▶ WHAT IS BEING ASKED
How many lines in the entries below contain "вопрос"? Answer with the number only.

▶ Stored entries
┌──
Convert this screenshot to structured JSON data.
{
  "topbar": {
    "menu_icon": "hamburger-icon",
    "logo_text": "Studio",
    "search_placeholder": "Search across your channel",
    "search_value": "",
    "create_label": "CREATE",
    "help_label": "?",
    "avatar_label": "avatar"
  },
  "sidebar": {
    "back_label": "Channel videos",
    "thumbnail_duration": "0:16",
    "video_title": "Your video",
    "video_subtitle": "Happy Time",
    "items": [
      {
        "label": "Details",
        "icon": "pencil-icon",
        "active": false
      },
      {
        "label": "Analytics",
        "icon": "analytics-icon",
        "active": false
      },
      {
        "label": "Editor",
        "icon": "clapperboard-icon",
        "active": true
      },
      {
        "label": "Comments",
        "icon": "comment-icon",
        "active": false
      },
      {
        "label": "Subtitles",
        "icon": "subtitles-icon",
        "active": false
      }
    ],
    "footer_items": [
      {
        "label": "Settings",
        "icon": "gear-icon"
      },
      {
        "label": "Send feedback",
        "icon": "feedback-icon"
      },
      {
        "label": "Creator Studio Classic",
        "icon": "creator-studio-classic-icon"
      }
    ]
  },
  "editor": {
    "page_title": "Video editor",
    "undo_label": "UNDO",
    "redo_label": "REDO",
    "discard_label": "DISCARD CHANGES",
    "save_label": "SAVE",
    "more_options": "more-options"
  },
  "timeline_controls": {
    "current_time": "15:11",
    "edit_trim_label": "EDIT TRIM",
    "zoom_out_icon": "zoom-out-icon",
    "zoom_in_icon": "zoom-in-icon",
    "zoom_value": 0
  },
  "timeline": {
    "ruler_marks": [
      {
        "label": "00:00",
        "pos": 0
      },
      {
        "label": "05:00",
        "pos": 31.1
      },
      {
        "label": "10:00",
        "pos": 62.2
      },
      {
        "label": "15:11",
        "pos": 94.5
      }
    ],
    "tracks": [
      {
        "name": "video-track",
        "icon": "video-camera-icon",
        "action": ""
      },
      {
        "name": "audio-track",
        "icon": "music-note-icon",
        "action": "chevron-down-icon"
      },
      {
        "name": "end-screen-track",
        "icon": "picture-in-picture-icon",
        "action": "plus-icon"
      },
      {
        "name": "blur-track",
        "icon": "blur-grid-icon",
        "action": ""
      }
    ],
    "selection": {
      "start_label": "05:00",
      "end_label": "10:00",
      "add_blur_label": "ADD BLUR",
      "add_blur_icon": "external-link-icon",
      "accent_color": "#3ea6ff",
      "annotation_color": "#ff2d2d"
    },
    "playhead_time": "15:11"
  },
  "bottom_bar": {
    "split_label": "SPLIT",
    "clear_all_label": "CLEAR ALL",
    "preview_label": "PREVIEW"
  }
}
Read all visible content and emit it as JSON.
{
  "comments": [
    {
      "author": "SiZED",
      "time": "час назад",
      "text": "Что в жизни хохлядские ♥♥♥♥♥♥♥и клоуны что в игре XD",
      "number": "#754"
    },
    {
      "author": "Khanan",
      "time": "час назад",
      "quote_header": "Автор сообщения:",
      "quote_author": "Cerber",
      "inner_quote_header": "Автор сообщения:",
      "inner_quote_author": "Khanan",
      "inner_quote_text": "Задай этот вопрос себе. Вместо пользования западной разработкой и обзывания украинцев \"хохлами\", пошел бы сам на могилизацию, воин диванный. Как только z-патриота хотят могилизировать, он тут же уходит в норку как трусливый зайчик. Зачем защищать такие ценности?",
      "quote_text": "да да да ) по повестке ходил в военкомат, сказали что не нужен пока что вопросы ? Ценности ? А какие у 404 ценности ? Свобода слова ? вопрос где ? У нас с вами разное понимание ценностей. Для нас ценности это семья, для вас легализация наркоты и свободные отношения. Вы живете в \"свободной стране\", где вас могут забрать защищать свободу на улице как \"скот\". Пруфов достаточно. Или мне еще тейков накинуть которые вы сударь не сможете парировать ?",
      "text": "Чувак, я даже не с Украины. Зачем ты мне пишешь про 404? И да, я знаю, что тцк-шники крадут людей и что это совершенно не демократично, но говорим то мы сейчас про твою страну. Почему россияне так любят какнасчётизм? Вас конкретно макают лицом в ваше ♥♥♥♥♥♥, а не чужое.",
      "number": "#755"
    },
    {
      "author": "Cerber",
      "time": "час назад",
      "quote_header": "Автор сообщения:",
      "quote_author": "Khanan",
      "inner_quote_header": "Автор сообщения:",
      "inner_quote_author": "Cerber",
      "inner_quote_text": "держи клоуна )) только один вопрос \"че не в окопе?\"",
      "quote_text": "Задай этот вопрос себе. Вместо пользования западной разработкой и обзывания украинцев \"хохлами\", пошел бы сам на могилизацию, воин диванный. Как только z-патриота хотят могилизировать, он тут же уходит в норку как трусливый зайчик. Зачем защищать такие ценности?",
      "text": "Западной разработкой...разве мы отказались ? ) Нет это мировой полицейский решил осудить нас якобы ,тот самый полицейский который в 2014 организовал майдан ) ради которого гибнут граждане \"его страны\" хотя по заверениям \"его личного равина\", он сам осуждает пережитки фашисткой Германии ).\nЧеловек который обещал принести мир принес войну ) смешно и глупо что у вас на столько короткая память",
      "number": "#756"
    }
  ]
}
└──
▶ REPLY
4